:: The exercise ::
The records below must be transcribed exactly. Do not include the pictures.

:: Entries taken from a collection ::
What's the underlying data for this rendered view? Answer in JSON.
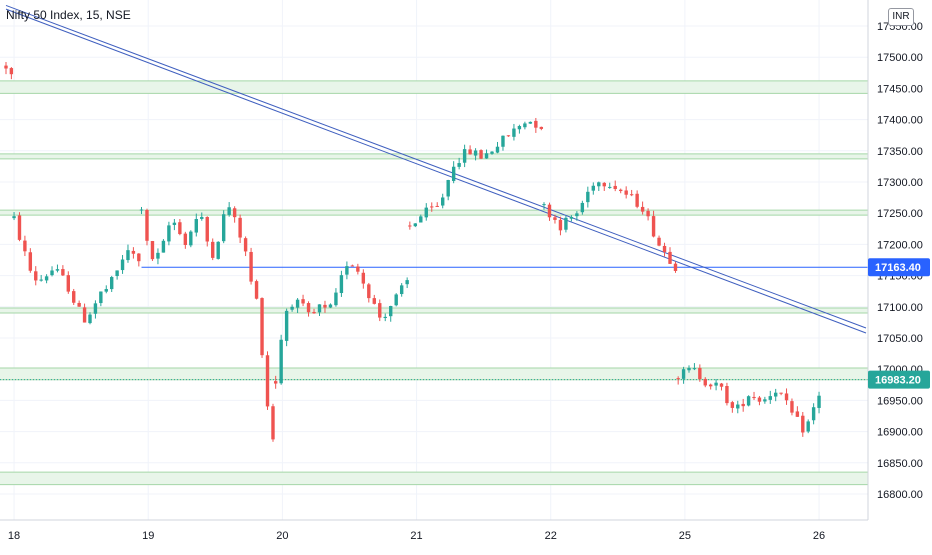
{
  "chart_data": {
    "type": "candlestick",
    "title": "Nifty 50 Index, 15, NSE",
    "currency": "INR",
    "y_ticks": [
      16800,
      16850,
      16900,
      16950,
      17000,
      17050,
      17100,
      17150,
      17200,
      17250,
      17300,
      17350,
      17400,
      17450,
      17500,
      17550
    ],
    "ylim": [
      16775,
      17575
    ],
    "x_labels": [
      {
        "label": "18",
        "day": 0
      },
      {
        "label": "19",
        "day": 1
      },
      {
        "label": "20",
        "day": 2
      },
      {
        "label": "21",
        "day": 3
      },
      {
        "label": "22",
        "day": 4
      },
      {
        "label": "25",
        "day": 5
      },
      {
        "label": "26",
        "day": 6
      }
    ],
    "xlim": [
      -0.06,
      6.35
    ],
    "grid": true,
    "support_resistance_zones": [
      [
        17442,
        17462
      ],
      [
        17337,
        17345
      ],
      [
        17247,
        17255
      ],
      [
        17090,
        17098
      ],
      [
        16983,
        17002
      ],
      [
        16815,
        16835
      ]
    ],
    "trendlines": [
      {
        "x": [
          -0.06,
          6.35
        ],
        "y": [
          17583,
          17066
        ]
      },
      {
        "x": [
          -0.06,
          6.35
        ],
        "y": [
          17577,
          17058
        ]
      }
    ],
    "horizontal_level": {
      "price": 17163.4,
      "from_day": 0.95,
      "label": "17163.40",
      "color": "#2962ff"
    },
    "last_price": {
      "price": 16983.2,
      "label": "16983.20",
      "color": "#26a69a"
    },
    "colors": {
      "up": "#26a69a",
      "down": "#ef5350",
      "zone_fill": "#e8f5e9",
      "zone_line": "#a5d6a7",
      "trendline": "#3f5fbf"
    },
    "segments": [
      {
        "start_day": -0.06,
        "end_day": -0.02,
        "path": [
          17485,
          17475,
          17470
        ]
      },
      {
        "start_day": 0.0,
        "end_day": 0.93,
        "path": [
          17240,
          17200,
          17160,
          17140,
          17150,
          17160,
          17150,
          17130,
          17100,
          17080,
          17095,
          17120,
          17130,
          17150,
          17180,
          17190,
          17170
        ]
      },
      {
        "start_day": 0.95,
        "end_day": 1.93,
        "path": [
          17260,
          17180,
          17175,
          17200,
          17240,
          17230,
          17200,
          17230,
          17250,
          17205,
          17180,
          17240,
          17260,
          17230,
          17200,
          17140,
          17100,
          16960,
          16890
        ]
      },
      {
        "start_day": 1.95,
        "end_day": 2.93,
        "path": [
          16980,
          17090,
          17110,
          17100,
          17080,
          17100,
          17090,
          17120,
          17170,
          17170,
          17140,
          17110,
          17080,
          17100,
          17120,
          17140
        ]
      },
      {
        "start_day": 2.95,
        "end_day": 3.93,
        "path": [
          17230,
          17250,
          17260,
          17330,
          17350,
          17340,
          17360,
          17380,
          17400,
          17390
        ]
      },
      {
        "start_day": 3.95,
        "end_day": 4.93,
        "path": [
          17260,
          17230,
          17250,
          17300,
          17300,
          17280,
          17260,
          17200,
          17165
        ]
      },
      {
        "start_day": 4.95,
        "end_day": 6.0,
        "path": [
          16990,
          17000,
          16980,
          16970,
          16930,
          16960,
          16950,
          16970,
          16930,
          16900,
          16960
        ]
      }
    ]
  }
}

:: Answer for the task ::
What's the underlying data for this rendered view? Answer in JSON.
{
  "chart_data": {
    "type": "candlestick",
    "title": "Nifty 50 Index, 15, NSE",
    "currency": "INR",
    "y_ticks": [
      16800,
      16850,
      16900,
      16950,
      17000,
      17050,
      17100,
      17150,
      17200,
      17250,
      17300,
      17350,
      17400,
      17450,
      17500,
      17550
    ],
    "ylim": [
      16775,
      17575
    ],
    "x_labels": [
      {
        "label": "18",
        "day": 0
      },
      {
        "label": "19",
        "day": 1
      },
      {
        "label": "20",
        "day": 2
      },
      {
        "label": "21",
        "day": 3
      },
      {
        "label": "22",
        "day": 4
      },
      {
        "label": "25",
        "day": 5
      },
      {
        "label": "26",
        "day": 6
      }
    ],
    "xlim": [
      -0.06,
      6.35
    ],
    "grid": true,
    "support_resistance_zones": [
      [
        17442,
        17462
      ],
      [
        17337,
        17345
      ],
      [
        17247,
        17255
      ],
      [
        17090,
        17098
      ],
      [
        16983,
        17002
      ],
      [
        16815,
        16835
      ]
    ],
    "trendlines": [
      {
        "x": [
          -0.06,
          6.35
        ],
        "y": [
          17583,
          17066
        ]
      },
      {
        "x": [
          -0.06,
          6.35
        ],
        "y": [
          17577,
          17058
        ]
      }
    ],
    "horizontal_level": {
      "price": 17163.4,
      "from_day": 0.95,
      "label": "17163.40",
      "color": "#2962ff"
    },
    "last_price": {
      "price": 16983.2,
      "label": "16983.20",
      "color": "#26a69a"
    },
    "colors": {
      "up": "#26a69a",
      "down": "#ef5350",
      "zone_fill": "#e8f5e9",
      "zone_line": "#a5d6a7",
      "trendline": "#3f5fbf"
    },
    "segments": [
      {
        "start_day": -0.06,
        "end_day": -0.02,
        "path": [
          17485,
          17475,
          17470
        ]
      },
      {
        "start_day": 0.0,
        "end_day": 0.93,
        "path": [
          17240,
          17200,
          17160,
          17140,
          17150,
          17160,
          17150,
          17130,
          17100,
          17080,
          17095,
          17120,
          17130,
          17150,
          17180,
          17190,
          17170
        ]
      },
      {
        "start_day": 0.95,
        "end_day": 1.93,
        "path": [
          17260,
          17180,
          17175,
          17200,
          17240,
          17230,
          17200,
          17230,
          17250,
          17205,
          17180,
          17240,
          17260,
          17230,
          17200,
          17140,
          17100,
          16960,
          16890
        ]
      },
      {
        "start_day": 1.95,
        "end_day": 2.93,
        "path": [
          16980,
          17090,
          17110,
          17100,
          17080,
          17100,
          17090,
          17120,
          17170,
          17170,
          17140,
          17110,
          17080,
          17100,
          17120,
          17140
        ]
      },
      {
        "start_day": 2.95,
        "end_day": 3.93,
        "path": [
          17230,
          17250,
          17260,
          17330,
          17350,
          17340,
          17360,
          17380,
          17400,
          17390
        ]
      },
      {
        "start_day": 3.95,
        "end_day": 4.93,
        "path": [
          17260,
          17230,
          17250,
          17300,
          17300,
          17280,
          17260,
          17200,
          17165
        ]
      },
      {
        "start_day": 4.95,
        "end_day": 6.0,
        "path": [
          16990,
          17000,
          16980,
          16970,
          16930,
          16960,
          16950,
          16970,
          16930,
          16900,
          16960
        ]
      }
    ]
  }
}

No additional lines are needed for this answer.